==== TEXT BLOCK

Manuel Vidal Fernández (born June 24, 1929, Havana, Cuba) is a Cuban artist. He engages in painting, drawing, engraving, and graphic design.

In 1959 he obtained a scholarship for painting studies in France. From 1960 to 1961 he was at the Real Círculo Artístico de Barcelona, Spain. He was married to fellow prominent Cuban painter Hilda Vidal.

Individual exhibitions
In 1962 he presented his works in a show titled Exposición de Manolo Vidal de un Puñado de Dibujos, algún Gouache y alguna Tinta, in the Lyceum, Havana. In 1964 he exhibited Exposición Dibujos de Manuel Vidal in the Biblioteca Nacional "José Martí," Havana. In 1995 he exhibited Diálogos, Dilemas, Deseos y Discursos. Dibujos de Manuel e Hilda Vidal in the Galería de Arte Domingo Ravenet, Havana. In 1996 he presented La Interpretación de los Sueños in the Espacio Abierto Gallery, Revista Revolución y Cultura, Havana.

========

» **WHAT NEEDS TO BE DONE**:
Answer these questions using the Manuel Vidal biography above:
1. In what year did he obtain a scholarship for painting studies in France?
2. To whom was he married?
3. In which venue was his 1964 exhibition held?

==== DATASET ROWS

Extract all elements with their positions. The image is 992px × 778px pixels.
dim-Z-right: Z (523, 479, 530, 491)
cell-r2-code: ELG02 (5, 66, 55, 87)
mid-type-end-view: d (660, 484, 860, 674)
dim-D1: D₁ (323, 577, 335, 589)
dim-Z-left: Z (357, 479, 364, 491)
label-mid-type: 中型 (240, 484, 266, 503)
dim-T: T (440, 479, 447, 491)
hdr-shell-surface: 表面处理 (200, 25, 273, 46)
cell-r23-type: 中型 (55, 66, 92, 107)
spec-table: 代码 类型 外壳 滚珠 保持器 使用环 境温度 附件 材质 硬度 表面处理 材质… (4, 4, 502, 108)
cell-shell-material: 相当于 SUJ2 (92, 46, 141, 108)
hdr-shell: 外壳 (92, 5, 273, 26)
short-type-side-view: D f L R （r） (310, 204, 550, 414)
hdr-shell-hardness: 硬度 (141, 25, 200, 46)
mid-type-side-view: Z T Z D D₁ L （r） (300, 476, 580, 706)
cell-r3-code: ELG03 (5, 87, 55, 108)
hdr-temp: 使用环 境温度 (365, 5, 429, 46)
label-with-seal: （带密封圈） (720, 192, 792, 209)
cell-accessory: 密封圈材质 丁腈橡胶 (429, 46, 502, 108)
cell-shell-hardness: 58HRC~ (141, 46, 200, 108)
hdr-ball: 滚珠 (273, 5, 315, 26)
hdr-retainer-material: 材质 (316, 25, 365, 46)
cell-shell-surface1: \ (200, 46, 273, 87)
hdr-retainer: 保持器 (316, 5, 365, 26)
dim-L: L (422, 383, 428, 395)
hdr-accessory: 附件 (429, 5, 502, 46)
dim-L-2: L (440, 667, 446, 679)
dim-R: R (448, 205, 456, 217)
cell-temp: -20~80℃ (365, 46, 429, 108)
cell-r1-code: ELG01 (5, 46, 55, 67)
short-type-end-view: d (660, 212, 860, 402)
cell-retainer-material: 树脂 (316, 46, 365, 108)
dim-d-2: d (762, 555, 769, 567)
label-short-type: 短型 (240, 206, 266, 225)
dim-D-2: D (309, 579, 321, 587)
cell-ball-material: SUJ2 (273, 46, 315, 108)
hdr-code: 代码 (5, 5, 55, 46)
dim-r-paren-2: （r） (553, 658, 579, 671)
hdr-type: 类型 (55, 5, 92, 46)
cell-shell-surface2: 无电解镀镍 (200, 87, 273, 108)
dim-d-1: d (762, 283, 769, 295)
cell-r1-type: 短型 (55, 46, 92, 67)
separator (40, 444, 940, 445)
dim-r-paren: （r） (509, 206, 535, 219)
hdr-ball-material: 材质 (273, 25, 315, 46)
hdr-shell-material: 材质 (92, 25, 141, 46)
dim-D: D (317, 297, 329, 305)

========
==== DATASET ROWS

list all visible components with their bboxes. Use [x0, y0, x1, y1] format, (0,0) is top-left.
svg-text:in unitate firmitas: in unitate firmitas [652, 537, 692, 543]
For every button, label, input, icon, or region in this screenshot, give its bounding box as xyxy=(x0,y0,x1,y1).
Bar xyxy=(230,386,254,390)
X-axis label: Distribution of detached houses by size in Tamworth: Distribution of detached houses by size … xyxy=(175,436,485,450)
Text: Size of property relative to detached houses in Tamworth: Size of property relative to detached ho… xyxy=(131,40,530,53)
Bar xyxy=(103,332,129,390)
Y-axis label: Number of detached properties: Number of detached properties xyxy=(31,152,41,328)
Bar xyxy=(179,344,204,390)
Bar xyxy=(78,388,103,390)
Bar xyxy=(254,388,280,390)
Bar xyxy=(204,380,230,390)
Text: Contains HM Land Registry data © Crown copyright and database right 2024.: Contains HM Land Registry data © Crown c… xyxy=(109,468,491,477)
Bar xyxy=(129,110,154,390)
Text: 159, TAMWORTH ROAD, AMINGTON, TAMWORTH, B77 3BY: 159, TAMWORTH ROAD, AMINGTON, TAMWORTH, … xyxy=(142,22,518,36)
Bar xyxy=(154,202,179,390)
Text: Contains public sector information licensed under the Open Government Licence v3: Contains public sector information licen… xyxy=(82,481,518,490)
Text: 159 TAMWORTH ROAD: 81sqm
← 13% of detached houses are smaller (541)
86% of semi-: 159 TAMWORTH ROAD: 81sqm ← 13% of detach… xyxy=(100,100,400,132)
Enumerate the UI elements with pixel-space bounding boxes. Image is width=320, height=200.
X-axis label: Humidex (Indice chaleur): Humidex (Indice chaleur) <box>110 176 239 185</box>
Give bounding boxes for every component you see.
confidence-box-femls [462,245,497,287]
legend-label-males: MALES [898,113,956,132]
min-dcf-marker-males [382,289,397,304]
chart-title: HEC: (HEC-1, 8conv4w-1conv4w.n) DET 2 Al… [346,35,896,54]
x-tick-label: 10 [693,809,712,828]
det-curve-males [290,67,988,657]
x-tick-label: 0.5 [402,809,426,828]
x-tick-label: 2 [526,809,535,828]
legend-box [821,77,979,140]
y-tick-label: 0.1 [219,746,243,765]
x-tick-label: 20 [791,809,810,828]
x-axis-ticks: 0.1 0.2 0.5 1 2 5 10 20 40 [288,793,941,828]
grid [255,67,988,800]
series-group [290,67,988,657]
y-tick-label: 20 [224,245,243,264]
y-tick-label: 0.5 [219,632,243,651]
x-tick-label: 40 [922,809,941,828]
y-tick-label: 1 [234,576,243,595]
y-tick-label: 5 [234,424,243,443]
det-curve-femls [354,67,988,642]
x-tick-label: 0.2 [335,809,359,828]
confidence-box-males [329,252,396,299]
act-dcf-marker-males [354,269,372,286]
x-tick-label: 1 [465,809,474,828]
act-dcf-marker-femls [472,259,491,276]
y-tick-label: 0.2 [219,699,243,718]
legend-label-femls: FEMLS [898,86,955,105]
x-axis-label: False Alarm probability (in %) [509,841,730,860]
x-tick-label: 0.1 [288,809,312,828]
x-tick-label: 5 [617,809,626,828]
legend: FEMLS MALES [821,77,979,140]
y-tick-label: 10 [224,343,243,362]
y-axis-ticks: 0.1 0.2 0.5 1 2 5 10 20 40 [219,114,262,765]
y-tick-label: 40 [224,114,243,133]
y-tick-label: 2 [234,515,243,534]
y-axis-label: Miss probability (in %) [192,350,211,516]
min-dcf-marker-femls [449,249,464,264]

========
==== DATASET ROWS

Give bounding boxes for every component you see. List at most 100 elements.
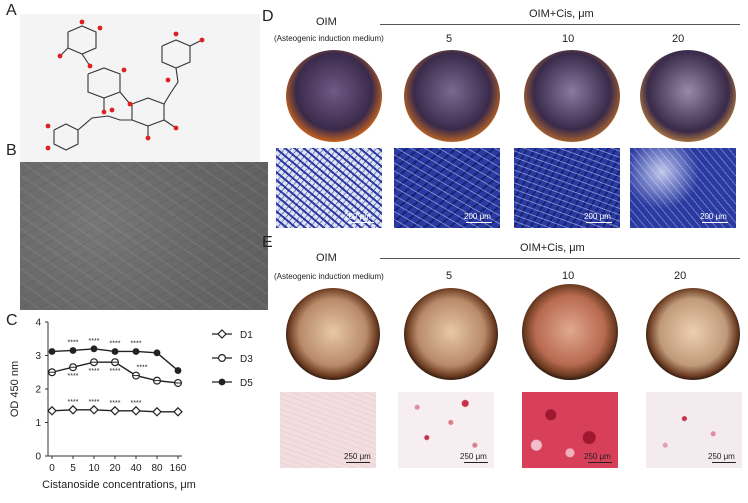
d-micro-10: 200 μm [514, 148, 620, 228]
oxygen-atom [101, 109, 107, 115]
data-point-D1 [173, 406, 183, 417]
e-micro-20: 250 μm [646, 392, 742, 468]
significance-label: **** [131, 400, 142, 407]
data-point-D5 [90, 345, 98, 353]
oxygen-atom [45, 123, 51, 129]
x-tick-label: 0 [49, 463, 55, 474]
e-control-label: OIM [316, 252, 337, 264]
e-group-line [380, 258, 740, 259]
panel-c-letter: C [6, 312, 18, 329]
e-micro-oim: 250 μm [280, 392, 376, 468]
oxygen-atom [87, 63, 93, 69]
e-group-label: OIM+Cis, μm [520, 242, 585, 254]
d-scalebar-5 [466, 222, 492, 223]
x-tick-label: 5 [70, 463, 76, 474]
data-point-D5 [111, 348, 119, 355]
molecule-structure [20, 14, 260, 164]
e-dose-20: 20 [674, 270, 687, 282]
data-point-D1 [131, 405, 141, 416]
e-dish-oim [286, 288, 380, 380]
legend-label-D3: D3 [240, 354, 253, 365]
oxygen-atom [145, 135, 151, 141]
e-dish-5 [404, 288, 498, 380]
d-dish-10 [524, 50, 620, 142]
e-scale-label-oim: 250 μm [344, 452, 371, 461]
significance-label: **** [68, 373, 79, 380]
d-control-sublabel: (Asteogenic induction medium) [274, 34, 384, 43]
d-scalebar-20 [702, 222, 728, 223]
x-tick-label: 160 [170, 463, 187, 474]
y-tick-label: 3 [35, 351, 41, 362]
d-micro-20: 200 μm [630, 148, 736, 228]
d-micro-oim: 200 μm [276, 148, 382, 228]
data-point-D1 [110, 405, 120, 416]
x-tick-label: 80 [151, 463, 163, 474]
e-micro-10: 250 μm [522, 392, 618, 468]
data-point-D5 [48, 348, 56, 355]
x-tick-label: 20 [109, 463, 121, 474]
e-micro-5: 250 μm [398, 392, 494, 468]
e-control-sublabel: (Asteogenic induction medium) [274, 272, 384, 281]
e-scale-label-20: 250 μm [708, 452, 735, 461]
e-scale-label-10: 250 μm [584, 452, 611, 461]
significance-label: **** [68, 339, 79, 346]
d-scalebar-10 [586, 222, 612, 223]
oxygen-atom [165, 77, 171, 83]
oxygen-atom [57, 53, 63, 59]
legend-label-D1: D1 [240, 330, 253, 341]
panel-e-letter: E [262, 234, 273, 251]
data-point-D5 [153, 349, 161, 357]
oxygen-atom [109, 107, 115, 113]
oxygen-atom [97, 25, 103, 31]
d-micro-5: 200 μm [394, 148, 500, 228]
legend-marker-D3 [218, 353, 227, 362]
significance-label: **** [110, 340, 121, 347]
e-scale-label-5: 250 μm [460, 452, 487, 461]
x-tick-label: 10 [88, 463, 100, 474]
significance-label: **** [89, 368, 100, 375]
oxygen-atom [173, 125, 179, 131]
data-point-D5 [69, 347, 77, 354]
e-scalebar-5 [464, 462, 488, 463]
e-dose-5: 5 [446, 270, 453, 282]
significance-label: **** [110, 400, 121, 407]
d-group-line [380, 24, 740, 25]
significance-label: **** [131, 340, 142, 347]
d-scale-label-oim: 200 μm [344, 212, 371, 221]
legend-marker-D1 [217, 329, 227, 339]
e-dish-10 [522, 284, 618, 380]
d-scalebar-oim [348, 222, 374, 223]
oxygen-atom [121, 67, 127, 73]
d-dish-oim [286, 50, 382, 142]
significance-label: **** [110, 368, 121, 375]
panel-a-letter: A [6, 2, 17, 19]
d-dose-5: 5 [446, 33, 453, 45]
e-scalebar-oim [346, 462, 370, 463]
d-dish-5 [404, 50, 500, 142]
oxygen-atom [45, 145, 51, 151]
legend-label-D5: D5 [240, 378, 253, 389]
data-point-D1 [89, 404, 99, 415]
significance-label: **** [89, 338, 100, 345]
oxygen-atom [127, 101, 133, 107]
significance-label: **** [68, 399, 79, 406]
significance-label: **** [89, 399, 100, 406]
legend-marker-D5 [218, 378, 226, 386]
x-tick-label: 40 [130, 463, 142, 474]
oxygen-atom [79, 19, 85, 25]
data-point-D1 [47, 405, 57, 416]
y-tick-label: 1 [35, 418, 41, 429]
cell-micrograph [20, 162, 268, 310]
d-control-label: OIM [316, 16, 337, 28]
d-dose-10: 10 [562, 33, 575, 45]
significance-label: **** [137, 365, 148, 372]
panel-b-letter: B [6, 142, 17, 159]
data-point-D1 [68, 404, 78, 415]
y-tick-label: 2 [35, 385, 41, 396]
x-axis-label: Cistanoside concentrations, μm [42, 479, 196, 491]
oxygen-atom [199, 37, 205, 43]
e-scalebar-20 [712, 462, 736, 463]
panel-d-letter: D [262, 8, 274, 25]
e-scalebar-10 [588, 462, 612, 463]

========

» **PROBLEM SOLUTION**:
1. 1959
2. Hilda Vidal
3. The Biblioteca Nacional "José Martí," Havana